>> Begin
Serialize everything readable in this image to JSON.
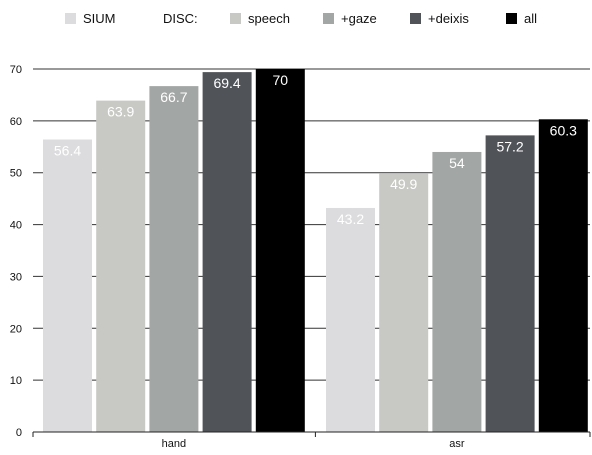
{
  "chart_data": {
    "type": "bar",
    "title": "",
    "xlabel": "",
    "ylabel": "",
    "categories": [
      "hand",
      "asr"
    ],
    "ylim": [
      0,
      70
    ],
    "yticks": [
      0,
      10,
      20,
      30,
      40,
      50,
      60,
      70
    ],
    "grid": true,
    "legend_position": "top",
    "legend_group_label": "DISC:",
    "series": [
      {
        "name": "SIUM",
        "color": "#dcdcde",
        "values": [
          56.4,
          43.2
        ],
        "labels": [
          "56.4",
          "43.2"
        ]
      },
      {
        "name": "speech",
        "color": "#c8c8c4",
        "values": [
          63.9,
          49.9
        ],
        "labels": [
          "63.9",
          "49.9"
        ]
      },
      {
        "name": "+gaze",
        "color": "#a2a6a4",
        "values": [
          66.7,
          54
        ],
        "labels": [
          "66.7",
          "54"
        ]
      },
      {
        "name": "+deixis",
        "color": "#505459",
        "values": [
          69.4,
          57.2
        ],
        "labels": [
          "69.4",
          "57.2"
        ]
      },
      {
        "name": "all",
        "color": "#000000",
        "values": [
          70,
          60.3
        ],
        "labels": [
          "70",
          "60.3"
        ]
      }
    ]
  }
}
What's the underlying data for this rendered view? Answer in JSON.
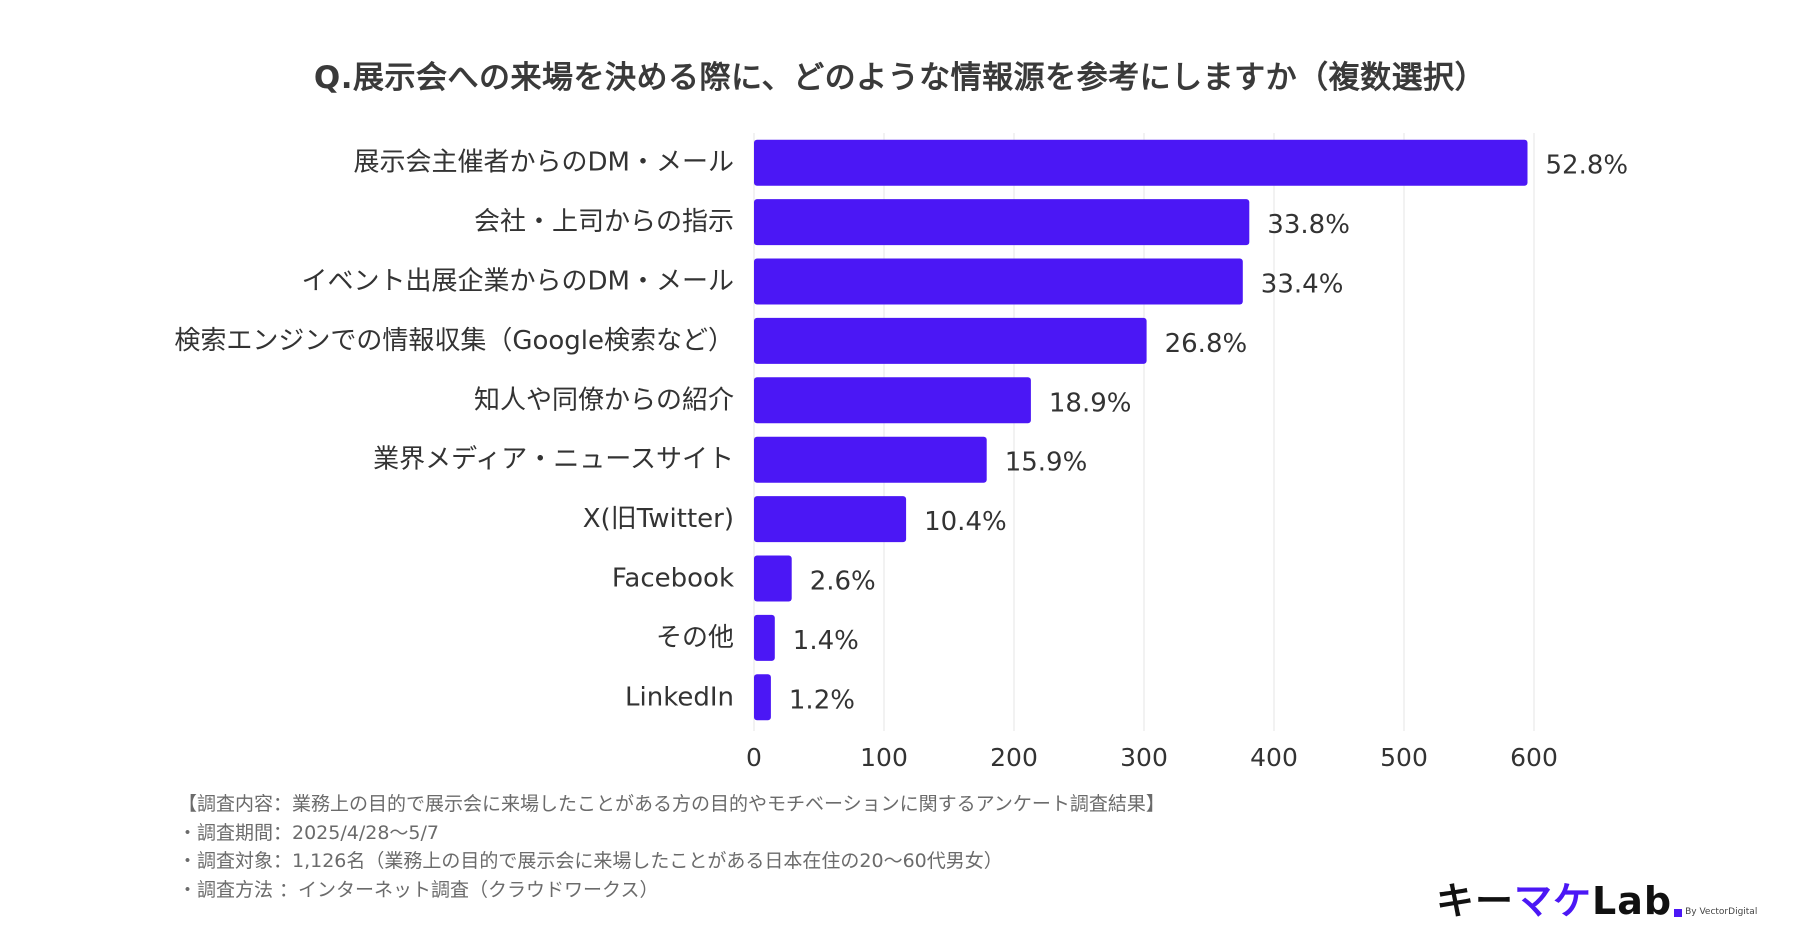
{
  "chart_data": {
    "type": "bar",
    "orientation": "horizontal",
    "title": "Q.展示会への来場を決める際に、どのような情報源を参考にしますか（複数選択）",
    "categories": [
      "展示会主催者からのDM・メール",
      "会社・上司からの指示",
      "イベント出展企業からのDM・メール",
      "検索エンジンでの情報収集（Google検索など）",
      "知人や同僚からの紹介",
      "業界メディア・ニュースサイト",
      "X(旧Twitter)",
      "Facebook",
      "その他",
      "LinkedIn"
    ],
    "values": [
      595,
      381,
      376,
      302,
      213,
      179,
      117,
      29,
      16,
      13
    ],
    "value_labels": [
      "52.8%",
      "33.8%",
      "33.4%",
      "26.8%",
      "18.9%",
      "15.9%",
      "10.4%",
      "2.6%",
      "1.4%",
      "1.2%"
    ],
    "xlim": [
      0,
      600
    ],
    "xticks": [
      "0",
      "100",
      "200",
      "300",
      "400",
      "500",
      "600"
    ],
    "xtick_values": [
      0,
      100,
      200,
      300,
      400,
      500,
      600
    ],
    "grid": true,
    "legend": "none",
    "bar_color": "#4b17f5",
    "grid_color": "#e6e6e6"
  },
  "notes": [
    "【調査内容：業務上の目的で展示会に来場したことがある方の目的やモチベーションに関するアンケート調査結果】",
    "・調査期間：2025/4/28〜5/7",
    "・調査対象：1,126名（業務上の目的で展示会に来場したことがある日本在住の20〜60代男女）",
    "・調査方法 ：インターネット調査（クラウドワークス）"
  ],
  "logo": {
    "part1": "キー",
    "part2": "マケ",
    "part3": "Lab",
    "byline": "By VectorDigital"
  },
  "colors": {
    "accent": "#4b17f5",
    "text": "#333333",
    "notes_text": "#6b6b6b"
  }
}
>> End
> **TASK PROMPT**
Reproduce the lines of the listing exactly, starting at the one that contains "What's the underlying" and continuing through the final line, but leave out the pictures.

> **CORRECT RESPONSE**
What's the underlying data for this rendered view? Answer in JSON.
{
  "chart_data": {
    "type": "bar",
    "orientation": "horizontal",
    "title": "Q.展示会への来場を決める際に、どのような情報源を参考にしますか（複数選択）",
    "categories": [
      "展示会主催者からのDM・メール",
      "会社・上司からの指示",
      "イベント出展企業からのDM・メール",
      "検索エンジンでの情報収集（Google検索など）",
      "知人や同僚からの紹介",
      "業界メディア・ニュースサイト",
      "X(旧Twitter)",
      "Facebook",
      "その他",
      "LinkedIn"
    ],
    "values": [
      595,
      381,
      376,
      302,
      213,
      179,
      117,
      29,
      16,
      13
    ],
    "value_labels": [
      "52.8%",
      "33.8%",
      "33.4%",
      "26.8%",
      "18.9%",
      "15.9%",
      "10.4%",
      "2.6%",
      "1.4%",
      "1.2%"
    ],
    "xlim": [
      0,
      600
    ],
    "xticks": [
      "0",
      "100",
      "200",
      "300",
      "400",
      "500",
      "600"
    ],
    "xtick_values": [
      0,
      100,
      200,
      300,
      400,
      500,
      600
    ],
    "grid": true,
    "legend": "none",
    "bar_color": "#4b17f5",
    "grid_color": "#e6e6e6"
  },
  "notes": [
    "【調査内容：業務上の目的で展示会に来場したことがある方の目的やモチベーションに関するアンケート調査結果】",
    "・調査期間：2025/4/28〜5/7",
    "・調査対象：1,126名（業務上の目的で展示会に来場したことがある日本在住の20〜60代男女）",
    "・調査方法 ：インターネット調査（クラウドワークス）"
  ],
  "logo": {
    "part1": "キー",
    "part2": "マケ",
    "part3": "Lab",
    "byline": "By VectorDigital"
  },
  "colors": {
    "accent": "#4b17f5",
    "text": "#333333",
    "notes_text": "#6b6b6b"
  }
}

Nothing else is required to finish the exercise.